#### Task material
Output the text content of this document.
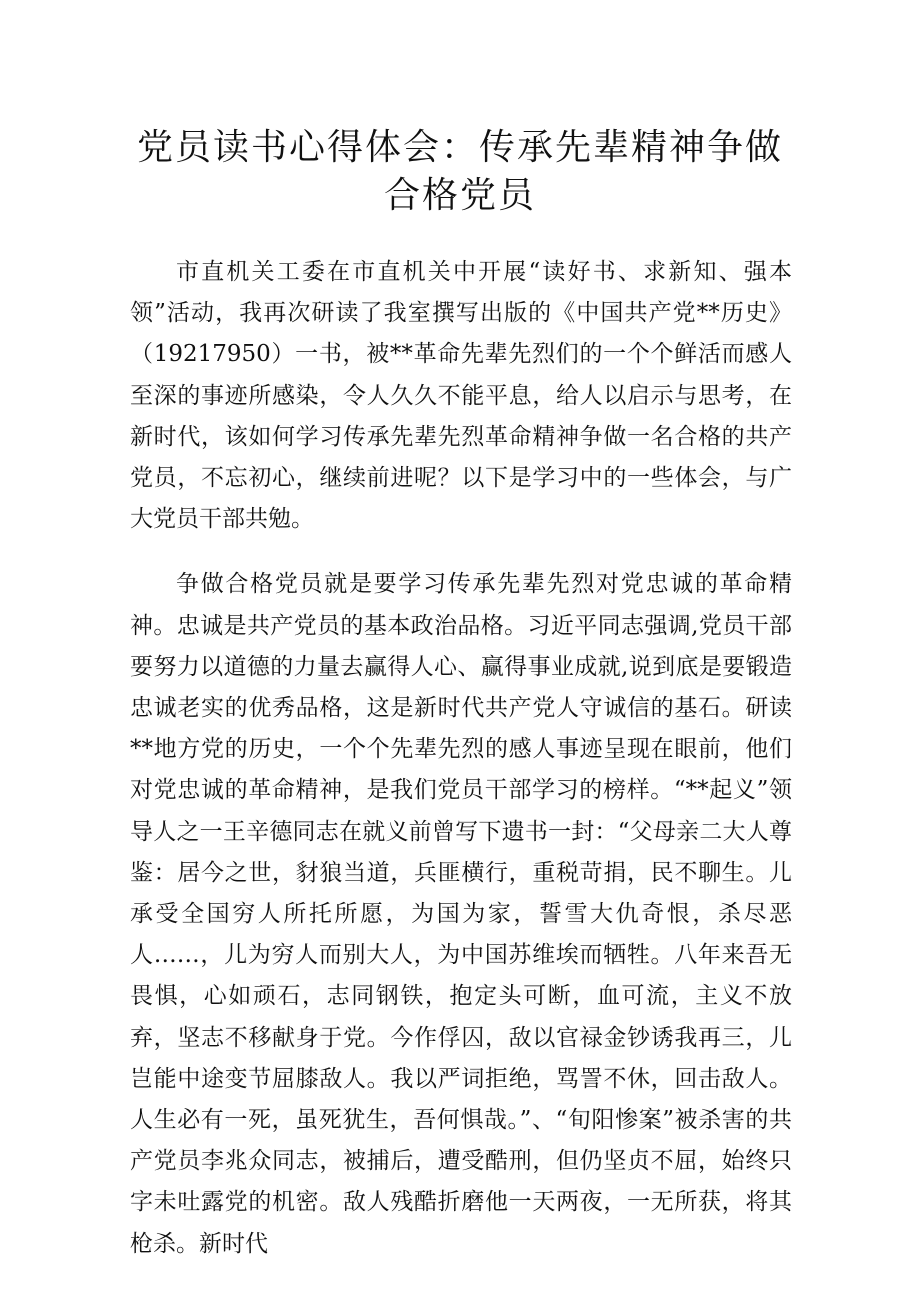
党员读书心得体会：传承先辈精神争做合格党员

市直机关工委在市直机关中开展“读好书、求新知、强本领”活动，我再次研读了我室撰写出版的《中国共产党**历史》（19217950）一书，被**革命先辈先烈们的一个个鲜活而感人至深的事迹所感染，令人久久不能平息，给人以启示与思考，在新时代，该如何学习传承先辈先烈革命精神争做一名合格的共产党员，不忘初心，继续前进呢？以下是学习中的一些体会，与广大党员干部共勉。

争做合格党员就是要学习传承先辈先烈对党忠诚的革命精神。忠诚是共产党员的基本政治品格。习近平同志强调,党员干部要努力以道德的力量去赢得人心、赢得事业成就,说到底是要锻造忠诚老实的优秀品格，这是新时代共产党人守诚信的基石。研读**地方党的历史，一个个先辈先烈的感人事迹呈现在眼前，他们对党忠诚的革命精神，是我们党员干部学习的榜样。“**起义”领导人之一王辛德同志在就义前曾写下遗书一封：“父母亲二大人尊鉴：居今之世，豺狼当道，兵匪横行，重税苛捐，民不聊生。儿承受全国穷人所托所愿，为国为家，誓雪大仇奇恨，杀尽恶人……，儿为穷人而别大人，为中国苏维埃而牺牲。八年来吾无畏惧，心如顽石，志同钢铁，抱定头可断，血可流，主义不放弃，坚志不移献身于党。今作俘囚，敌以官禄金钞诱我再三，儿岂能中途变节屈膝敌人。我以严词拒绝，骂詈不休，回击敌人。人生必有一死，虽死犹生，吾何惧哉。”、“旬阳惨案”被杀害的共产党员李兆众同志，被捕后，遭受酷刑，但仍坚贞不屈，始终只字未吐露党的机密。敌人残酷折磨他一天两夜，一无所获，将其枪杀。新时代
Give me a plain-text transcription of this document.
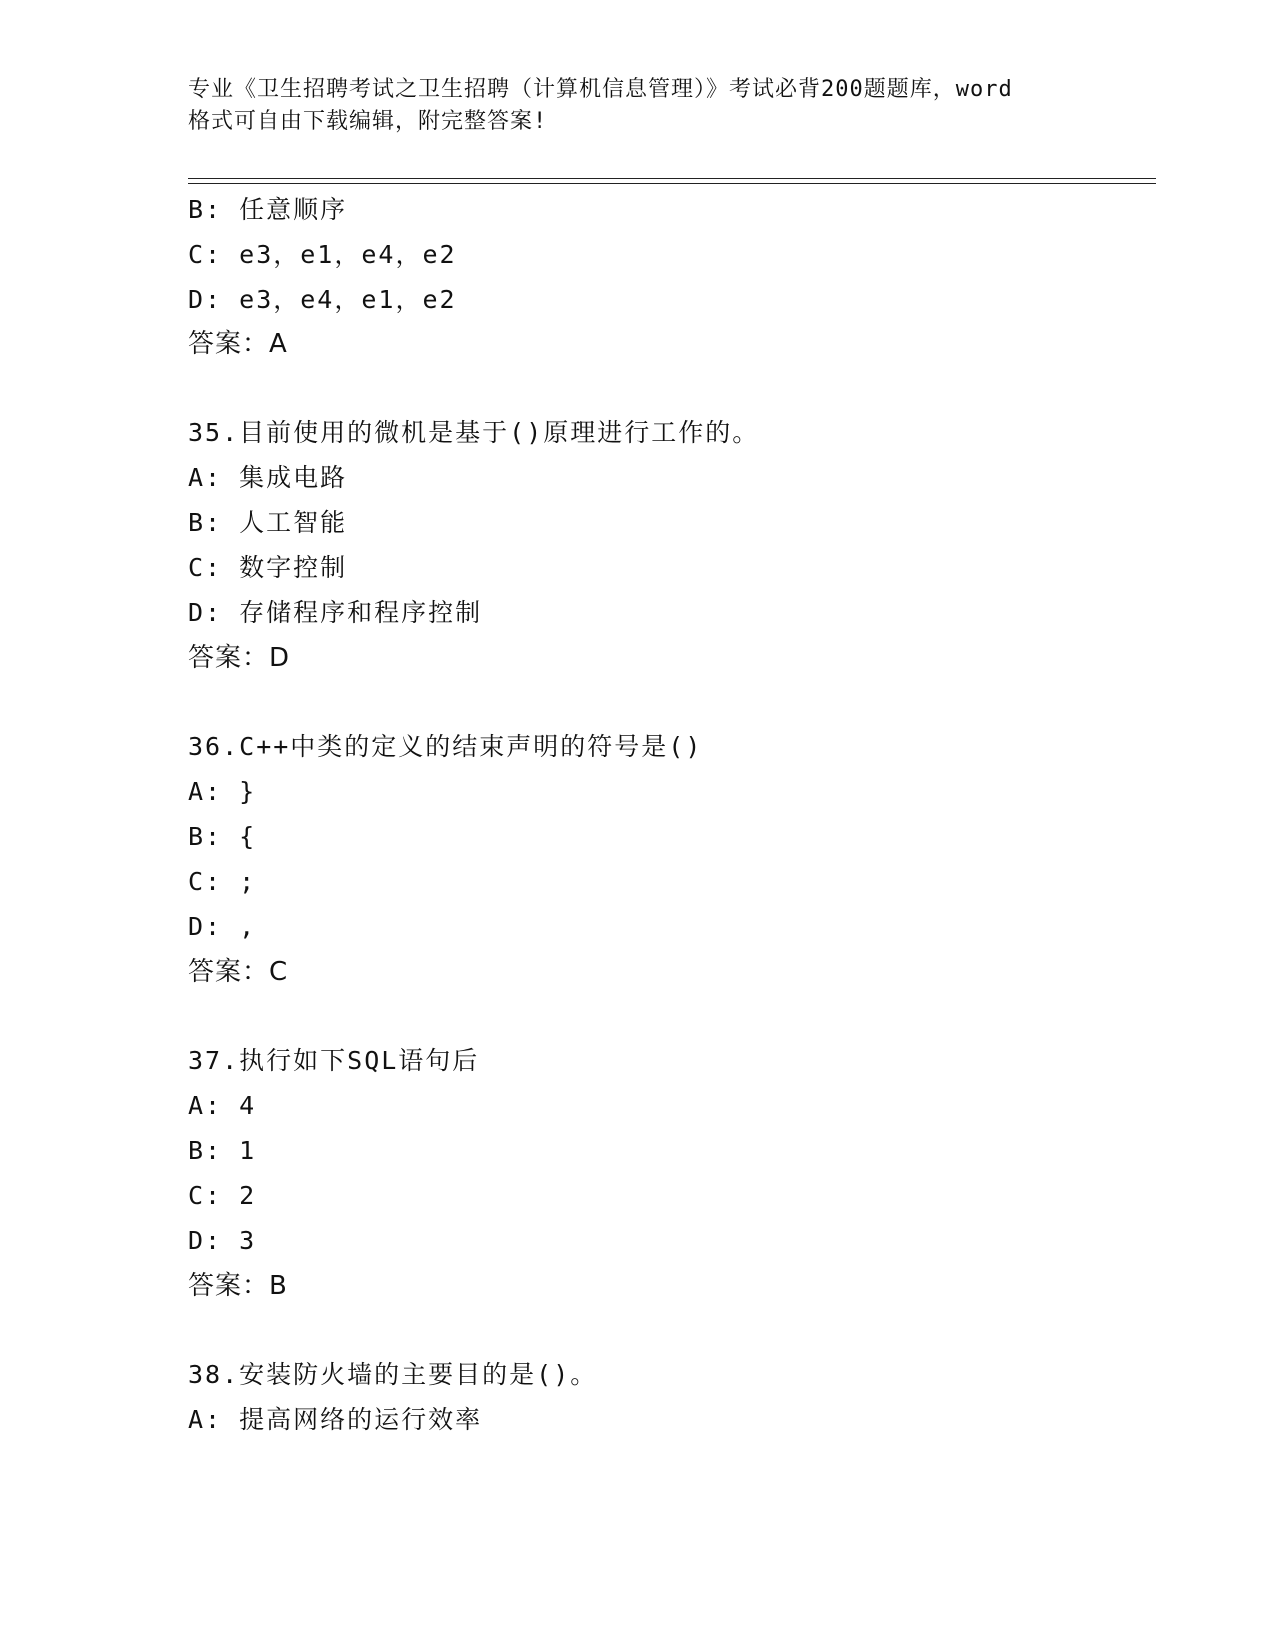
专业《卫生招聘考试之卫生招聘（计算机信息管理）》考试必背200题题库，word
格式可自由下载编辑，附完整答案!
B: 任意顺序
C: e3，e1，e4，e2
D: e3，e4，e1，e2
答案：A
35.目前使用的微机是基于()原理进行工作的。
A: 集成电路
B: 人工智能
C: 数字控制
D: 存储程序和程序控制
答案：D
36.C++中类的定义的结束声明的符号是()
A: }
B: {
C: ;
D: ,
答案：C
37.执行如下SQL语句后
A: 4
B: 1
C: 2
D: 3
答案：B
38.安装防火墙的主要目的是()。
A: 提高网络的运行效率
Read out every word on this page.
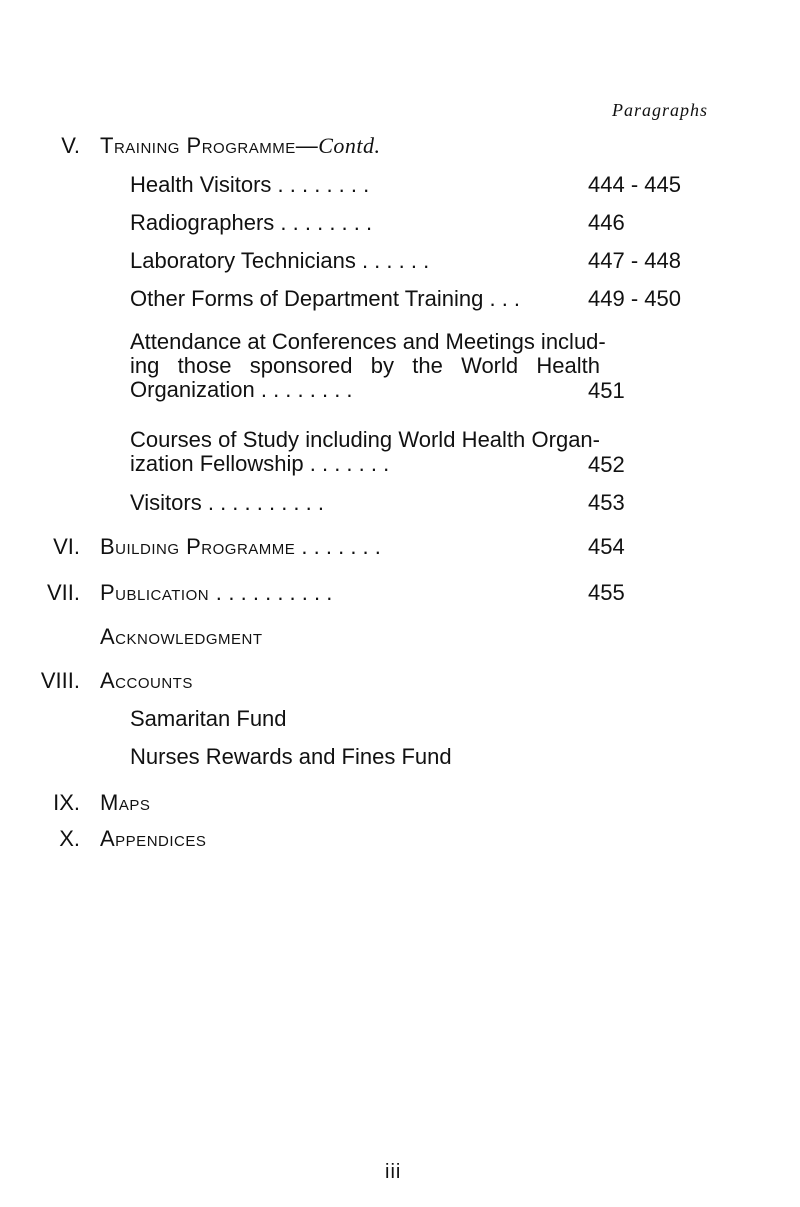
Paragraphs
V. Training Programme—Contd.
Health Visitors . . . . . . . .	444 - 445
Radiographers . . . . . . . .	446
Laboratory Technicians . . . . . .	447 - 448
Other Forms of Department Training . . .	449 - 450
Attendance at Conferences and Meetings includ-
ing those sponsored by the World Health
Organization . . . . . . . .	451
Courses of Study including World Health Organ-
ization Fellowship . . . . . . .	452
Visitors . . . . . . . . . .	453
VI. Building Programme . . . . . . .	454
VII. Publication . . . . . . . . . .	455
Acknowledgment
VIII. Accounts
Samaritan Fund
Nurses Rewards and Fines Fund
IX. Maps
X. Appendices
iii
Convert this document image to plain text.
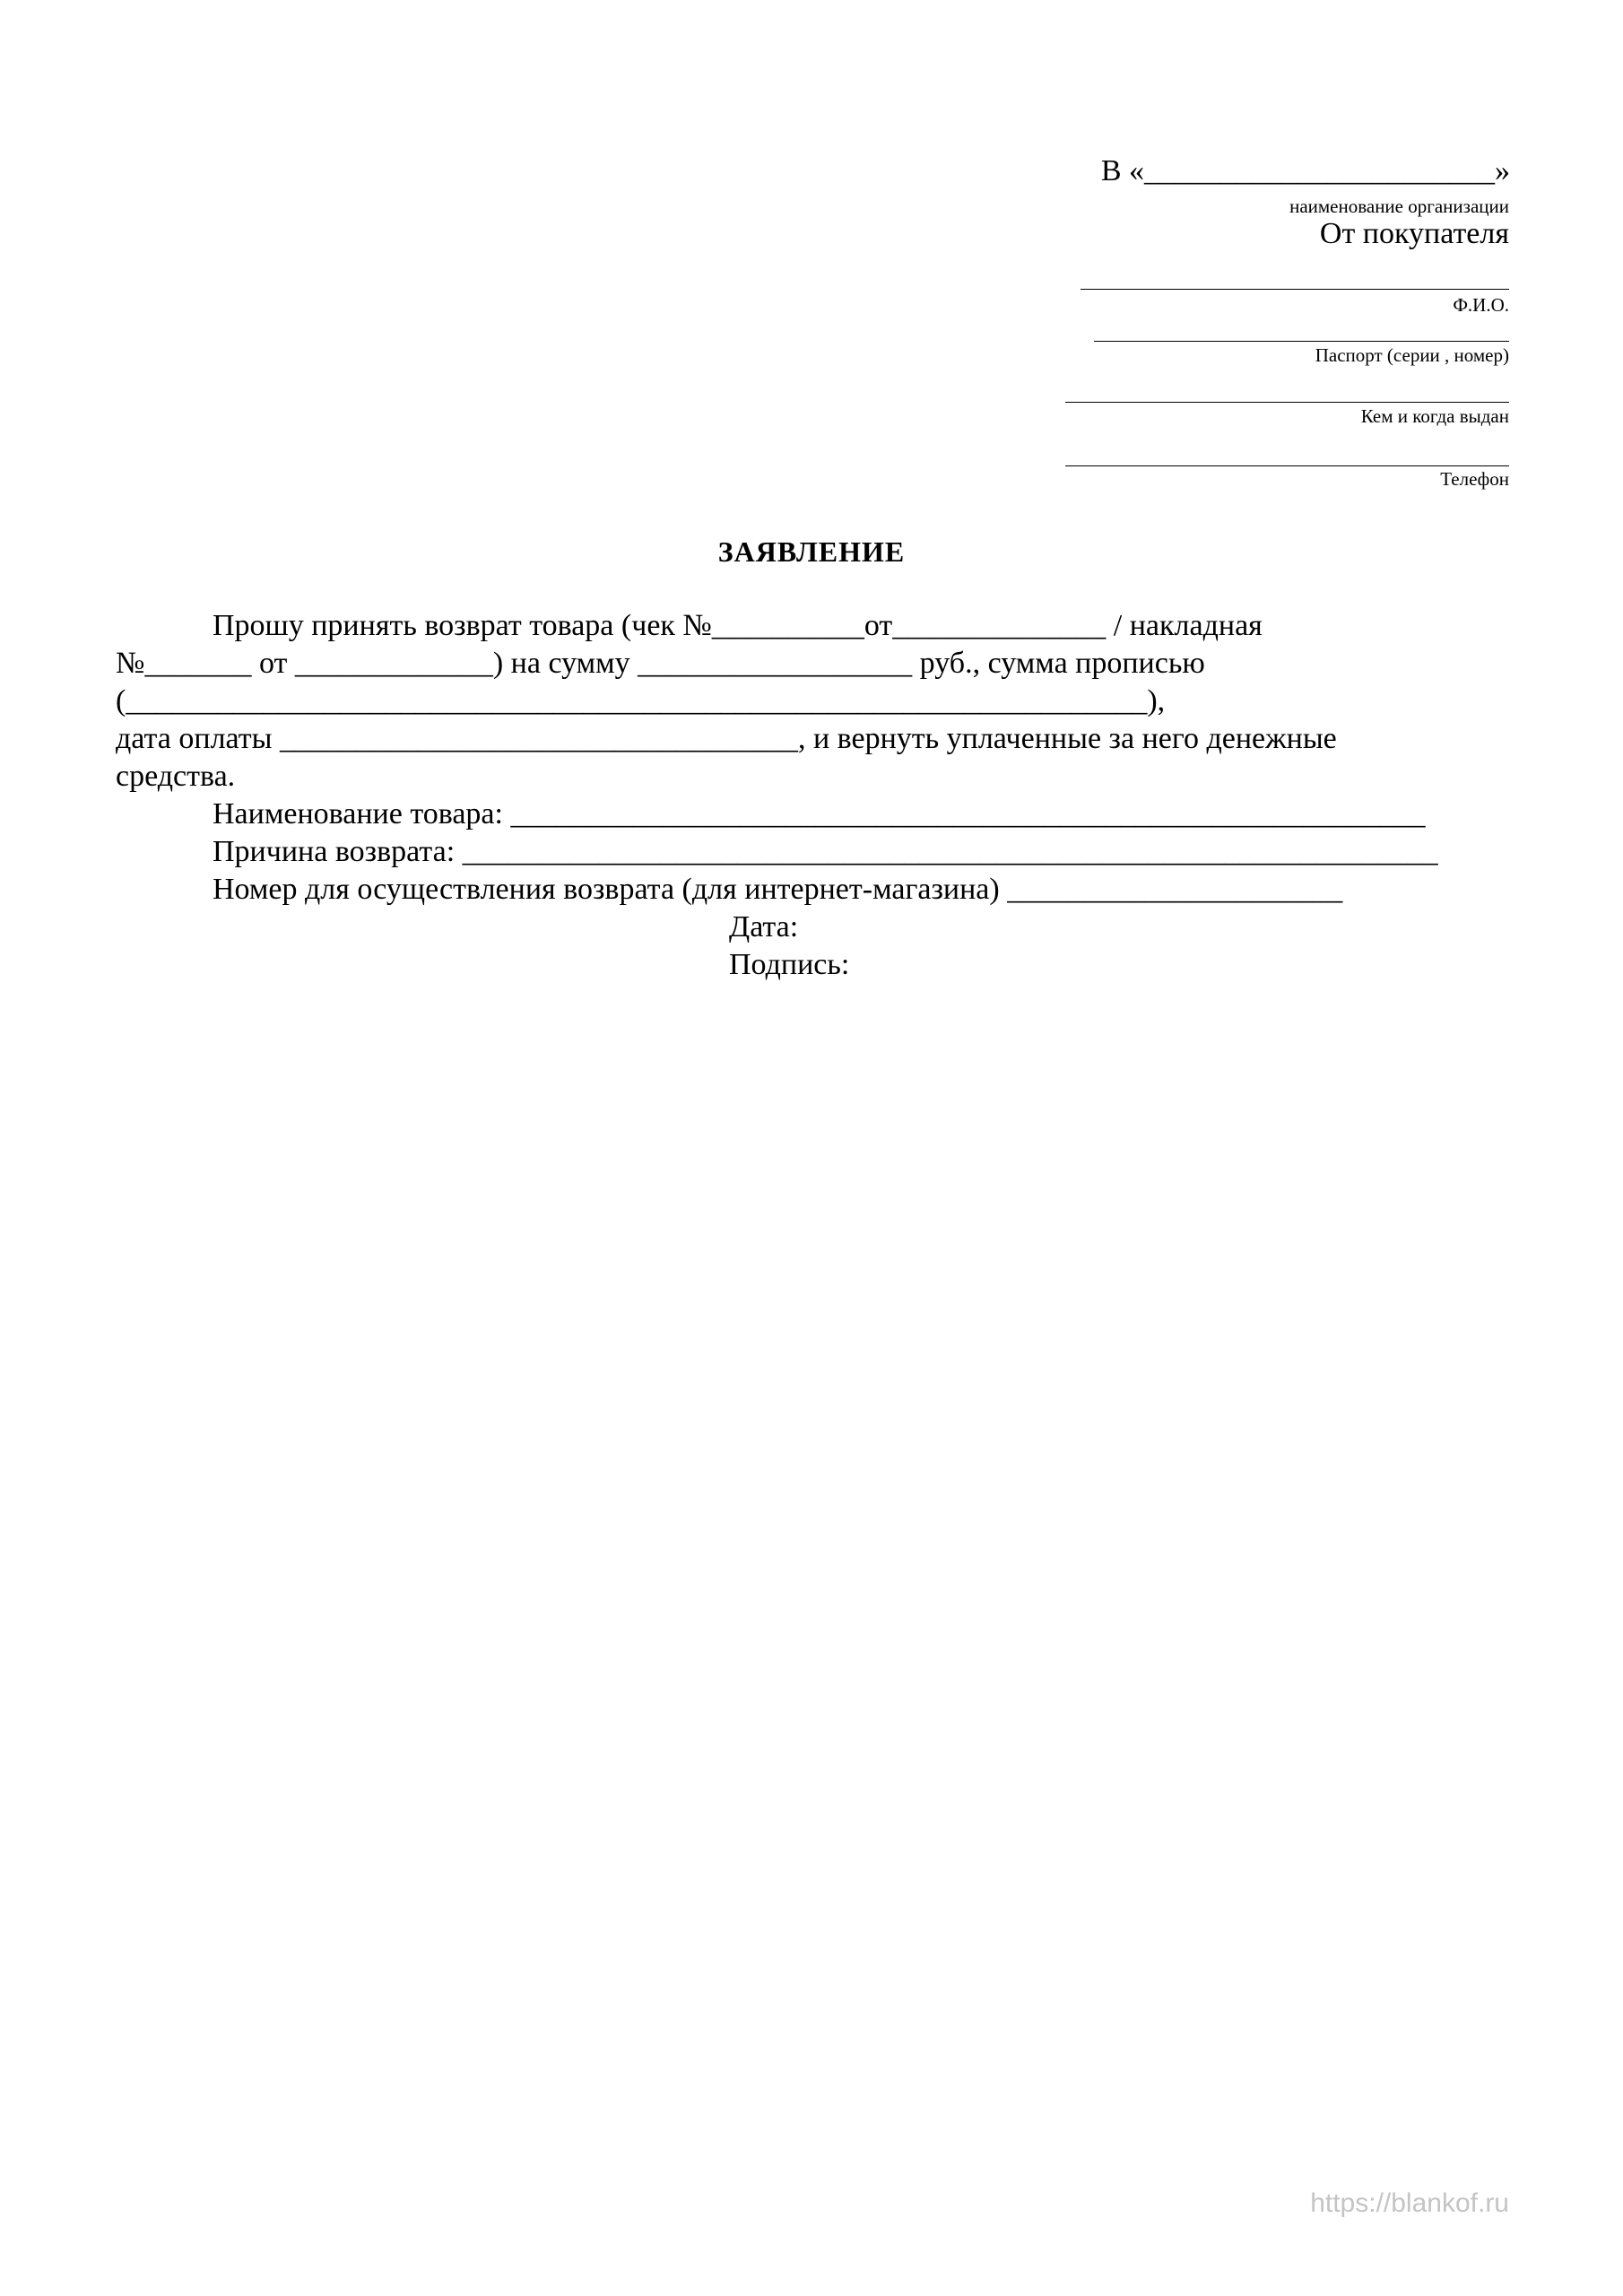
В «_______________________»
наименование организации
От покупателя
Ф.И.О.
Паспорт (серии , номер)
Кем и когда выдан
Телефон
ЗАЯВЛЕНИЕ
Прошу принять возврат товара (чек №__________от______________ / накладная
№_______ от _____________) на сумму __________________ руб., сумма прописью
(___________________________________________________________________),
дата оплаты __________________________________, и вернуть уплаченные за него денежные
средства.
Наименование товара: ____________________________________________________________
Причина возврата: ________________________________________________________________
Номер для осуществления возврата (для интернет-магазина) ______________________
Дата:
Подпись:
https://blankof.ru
########
Copy out each line of the material that holds the word "document".

**Task solution:**
Output the text content of this document.
Give me a plain-text transcription of this document.
Convert this document image to plain text.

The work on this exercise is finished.